Exercise | Below is a block of records; reproduce all of them exactly and leave out any pictures.

(Data entries)
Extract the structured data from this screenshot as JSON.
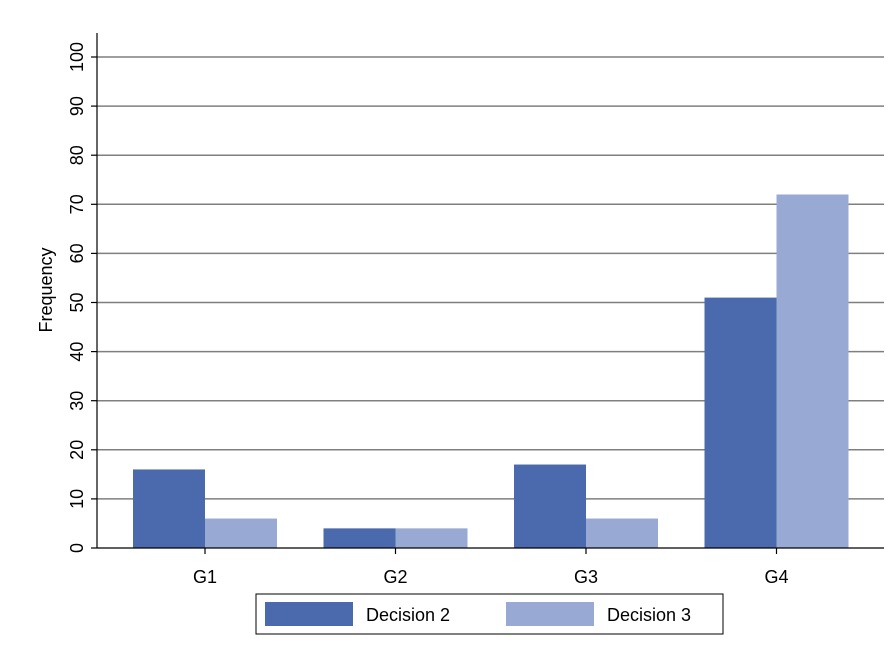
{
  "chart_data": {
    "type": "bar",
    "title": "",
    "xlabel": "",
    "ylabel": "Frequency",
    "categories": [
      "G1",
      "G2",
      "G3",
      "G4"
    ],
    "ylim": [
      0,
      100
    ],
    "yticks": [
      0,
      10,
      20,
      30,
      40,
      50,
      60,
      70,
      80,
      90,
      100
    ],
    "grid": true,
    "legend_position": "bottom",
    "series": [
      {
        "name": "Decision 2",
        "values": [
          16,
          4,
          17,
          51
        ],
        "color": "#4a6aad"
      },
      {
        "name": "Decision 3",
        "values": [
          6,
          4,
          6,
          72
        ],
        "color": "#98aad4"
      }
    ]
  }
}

Written answer |
Extract the structured data from this screenshot as JSON.
{
  "chart_data": {
    "type": "bar",
    "title": "",
    "xlabel": "",
    "ylabel": "Frequency",
    "categories": [
      "G1",
      "G2",
      "G3",
      "G4"
    ],
    "ylim": [
      0,
      100
    ],
    "yticks": [
      0,
      10,
      20,
      30,
      40,
      50,
      60,
      70,
      80,
      90,
      100
    ],
    "grid": true,
    "legend_position": "bottom",
    "series": [
      {
        "name": "Decision 2",
        "values": [
          16,
          4,
          17,
          51
        ],
        "color": "#4a6aad"
      },
      {
        "name": "Decision 3",
        "values": [
          6,
          4,
          6,
          72
        ],
        "color": "#98aad4"
      }
    ]
  }
}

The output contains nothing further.